WORK TO BE COMPLETED: Show every line of the entries below that contains the string "filing".

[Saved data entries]
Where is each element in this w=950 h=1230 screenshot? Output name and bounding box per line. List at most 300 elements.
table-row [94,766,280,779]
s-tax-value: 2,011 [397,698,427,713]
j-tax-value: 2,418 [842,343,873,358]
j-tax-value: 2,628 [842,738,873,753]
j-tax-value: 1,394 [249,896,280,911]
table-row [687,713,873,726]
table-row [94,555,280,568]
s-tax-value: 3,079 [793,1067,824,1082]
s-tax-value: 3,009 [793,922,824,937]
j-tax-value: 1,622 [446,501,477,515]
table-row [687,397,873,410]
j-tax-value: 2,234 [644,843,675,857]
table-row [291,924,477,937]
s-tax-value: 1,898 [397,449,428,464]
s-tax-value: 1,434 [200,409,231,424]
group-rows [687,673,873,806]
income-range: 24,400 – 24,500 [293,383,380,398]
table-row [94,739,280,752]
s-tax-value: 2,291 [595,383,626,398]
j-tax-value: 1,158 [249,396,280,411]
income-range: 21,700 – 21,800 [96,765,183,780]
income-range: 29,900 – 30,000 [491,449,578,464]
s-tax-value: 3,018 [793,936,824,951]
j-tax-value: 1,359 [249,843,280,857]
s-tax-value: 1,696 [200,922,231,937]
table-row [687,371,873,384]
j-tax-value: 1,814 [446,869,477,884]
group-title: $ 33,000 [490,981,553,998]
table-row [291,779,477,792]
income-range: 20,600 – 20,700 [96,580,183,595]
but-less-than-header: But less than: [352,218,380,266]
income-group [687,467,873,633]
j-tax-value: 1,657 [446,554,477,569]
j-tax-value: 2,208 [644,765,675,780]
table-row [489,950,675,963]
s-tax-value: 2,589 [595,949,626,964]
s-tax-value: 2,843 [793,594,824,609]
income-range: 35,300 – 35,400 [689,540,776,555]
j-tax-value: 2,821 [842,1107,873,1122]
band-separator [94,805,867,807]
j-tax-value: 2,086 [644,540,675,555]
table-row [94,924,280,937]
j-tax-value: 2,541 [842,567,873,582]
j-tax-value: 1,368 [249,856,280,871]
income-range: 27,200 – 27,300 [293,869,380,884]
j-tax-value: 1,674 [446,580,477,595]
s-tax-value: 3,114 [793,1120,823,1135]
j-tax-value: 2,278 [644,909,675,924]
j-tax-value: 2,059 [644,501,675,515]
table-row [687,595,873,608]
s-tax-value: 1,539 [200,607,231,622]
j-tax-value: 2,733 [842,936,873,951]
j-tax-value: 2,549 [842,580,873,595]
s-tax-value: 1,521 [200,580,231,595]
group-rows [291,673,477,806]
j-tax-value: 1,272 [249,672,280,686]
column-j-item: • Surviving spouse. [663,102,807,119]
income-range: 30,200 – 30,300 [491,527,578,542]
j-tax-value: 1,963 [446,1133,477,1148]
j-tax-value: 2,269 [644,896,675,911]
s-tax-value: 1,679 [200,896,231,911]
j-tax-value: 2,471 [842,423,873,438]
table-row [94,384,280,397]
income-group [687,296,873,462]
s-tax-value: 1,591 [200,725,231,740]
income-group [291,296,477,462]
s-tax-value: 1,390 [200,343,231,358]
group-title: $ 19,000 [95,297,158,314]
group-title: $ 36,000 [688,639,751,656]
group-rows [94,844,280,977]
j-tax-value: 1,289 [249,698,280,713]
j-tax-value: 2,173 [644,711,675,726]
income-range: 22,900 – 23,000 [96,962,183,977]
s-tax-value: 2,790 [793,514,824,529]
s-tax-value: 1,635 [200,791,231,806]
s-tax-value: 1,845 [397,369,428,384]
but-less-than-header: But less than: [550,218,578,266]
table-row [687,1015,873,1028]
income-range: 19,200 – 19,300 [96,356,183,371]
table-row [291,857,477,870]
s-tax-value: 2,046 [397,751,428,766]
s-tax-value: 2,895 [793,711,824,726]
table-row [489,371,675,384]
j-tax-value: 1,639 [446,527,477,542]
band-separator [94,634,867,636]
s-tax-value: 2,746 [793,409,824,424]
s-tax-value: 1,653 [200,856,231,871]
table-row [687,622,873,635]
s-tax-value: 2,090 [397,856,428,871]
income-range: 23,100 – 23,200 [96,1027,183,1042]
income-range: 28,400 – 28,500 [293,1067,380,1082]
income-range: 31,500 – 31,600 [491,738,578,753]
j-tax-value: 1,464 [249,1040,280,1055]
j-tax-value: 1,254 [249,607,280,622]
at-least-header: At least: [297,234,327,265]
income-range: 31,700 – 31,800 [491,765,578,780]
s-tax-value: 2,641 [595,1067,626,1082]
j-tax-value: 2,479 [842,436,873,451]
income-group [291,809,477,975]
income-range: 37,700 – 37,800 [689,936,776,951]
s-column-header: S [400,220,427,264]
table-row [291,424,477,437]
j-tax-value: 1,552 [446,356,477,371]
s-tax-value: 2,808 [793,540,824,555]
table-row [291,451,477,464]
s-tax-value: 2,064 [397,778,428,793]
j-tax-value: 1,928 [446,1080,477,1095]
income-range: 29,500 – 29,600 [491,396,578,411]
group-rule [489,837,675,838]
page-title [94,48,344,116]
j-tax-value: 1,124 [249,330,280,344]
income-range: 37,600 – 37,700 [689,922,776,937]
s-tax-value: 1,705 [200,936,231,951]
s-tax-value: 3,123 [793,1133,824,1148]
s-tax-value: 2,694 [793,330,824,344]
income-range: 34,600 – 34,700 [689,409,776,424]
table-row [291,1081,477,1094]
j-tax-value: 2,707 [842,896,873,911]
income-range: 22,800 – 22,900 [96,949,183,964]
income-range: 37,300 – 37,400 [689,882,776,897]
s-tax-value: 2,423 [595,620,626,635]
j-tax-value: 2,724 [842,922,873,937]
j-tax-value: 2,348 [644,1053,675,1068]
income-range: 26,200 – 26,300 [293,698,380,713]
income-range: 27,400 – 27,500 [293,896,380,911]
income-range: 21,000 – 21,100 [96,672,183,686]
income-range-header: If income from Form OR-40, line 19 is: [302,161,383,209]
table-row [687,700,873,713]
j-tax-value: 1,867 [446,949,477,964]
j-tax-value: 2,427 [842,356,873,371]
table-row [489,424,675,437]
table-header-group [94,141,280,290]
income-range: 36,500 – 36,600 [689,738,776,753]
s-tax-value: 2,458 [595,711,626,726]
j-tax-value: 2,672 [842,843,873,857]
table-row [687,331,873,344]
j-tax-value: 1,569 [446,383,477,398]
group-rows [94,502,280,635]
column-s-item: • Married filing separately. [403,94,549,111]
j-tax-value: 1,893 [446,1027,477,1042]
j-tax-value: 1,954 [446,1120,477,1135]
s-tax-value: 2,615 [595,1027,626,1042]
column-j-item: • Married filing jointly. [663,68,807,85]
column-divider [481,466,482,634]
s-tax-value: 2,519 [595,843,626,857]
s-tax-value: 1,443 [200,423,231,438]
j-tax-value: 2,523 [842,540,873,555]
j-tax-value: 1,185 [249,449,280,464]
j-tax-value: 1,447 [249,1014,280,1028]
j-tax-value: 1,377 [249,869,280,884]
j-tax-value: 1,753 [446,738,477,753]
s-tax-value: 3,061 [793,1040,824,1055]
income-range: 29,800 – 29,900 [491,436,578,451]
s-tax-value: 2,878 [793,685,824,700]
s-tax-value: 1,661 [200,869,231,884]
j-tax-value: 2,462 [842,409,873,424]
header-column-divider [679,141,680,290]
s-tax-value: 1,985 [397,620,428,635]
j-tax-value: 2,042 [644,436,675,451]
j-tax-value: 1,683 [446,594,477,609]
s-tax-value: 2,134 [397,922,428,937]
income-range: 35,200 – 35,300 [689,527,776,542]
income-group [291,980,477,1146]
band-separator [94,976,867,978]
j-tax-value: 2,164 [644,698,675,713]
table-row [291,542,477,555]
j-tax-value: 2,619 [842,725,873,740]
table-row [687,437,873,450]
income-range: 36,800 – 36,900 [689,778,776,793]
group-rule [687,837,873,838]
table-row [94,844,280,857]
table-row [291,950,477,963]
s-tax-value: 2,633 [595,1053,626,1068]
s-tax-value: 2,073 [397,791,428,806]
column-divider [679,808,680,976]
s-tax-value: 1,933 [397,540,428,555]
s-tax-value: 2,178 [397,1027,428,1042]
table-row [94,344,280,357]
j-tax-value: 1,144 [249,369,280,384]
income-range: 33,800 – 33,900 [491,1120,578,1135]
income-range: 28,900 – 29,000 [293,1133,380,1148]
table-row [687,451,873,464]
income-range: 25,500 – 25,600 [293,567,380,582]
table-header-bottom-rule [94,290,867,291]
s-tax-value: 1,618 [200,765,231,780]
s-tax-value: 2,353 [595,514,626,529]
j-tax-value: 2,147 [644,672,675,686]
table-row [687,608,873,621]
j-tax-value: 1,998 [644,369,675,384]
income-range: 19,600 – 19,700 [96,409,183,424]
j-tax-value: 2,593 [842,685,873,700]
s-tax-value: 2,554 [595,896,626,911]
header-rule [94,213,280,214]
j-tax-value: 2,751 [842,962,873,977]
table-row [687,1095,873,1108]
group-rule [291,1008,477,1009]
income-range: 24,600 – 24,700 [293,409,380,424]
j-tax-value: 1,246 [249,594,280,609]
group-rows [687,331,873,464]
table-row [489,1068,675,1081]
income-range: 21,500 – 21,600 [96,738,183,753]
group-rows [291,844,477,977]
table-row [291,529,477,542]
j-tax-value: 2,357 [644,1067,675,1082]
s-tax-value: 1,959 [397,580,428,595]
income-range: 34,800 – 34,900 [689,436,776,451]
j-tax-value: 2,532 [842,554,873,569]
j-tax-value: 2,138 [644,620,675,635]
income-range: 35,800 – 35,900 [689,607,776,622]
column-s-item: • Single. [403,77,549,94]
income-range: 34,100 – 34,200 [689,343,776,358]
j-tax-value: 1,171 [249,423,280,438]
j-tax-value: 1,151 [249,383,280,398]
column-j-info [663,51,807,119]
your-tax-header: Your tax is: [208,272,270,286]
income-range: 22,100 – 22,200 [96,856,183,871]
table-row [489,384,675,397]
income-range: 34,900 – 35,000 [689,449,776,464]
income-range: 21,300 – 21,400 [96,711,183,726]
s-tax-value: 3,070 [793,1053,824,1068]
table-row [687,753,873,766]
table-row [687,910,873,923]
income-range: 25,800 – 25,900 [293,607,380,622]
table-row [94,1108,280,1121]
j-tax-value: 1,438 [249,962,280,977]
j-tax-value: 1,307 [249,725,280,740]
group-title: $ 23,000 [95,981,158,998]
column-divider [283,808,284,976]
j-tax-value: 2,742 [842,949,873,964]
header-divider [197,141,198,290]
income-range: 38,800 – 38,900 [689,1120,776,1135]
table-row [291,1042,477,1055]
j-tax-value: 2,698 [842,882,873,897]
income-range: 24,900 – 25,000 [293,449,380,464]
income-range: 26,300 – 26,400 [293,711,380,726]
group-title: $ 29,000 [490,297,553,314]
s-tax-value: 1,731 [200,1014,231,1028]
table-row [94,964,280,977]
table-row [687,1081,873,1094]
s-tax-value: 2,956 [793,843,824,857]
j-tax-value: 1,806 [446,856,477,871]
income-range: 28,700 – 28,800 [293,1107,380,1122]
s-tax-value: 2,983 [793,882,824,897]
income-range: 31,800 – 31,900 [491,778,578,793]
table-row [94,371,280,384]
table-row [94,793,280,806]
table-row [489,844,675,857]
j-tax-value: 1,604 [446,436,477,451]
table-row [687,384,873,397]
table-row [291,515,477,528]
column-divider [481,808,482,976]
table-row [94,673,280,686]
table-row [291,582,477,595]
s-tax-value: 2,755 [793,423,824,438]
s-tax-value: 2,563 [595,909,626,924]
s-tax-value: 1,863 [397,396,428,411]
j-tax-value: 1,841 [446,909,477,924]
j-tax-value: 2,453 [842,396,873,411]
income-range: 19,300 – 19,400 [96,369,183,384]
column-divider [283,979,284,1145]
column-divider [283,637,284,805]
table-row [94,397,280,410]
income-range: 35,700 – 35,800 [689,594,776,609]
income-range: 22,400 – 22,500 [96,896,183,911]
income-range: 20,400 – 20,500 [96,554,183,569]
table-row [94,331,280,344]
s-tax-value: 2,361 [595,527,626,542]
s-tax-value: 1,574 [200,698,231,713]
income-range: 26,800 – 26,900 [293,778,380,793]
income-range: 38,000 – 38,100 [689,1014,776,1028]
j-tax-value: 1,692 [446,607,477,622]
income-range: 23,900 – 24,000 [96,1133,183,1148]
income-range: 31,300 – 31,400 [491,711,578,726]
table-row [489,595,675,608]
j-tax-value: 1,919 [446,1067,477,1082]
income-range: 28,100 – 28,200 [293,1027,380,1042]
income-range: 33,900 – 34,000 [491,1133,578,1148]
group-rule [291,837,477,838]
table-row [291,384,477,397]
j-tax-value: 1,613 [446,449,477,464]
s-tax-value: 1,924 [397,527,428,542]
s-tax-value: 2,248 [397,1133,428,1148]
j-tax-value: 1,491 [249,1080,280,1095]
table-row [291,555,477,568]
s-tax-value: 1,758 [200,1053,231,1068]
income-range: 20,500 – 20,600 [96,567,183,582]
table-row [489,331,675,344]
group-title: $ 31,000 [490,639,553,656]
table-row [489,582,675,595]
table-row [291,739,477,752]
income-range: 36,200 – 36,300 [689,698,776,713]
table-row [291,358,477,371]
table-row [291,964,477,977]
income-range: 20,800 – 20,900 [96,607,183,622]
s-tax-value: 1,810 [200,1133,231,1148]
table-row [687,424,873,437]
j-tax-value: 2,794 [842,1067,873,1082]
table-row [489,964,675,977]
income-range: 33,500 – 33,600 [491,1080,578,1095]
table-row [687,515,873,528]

FULL OUTPUT:
column-s-item: • Married filing separately. [403,94,549,111]
column-j-item: • Married filing jointly. [663,68,807,85]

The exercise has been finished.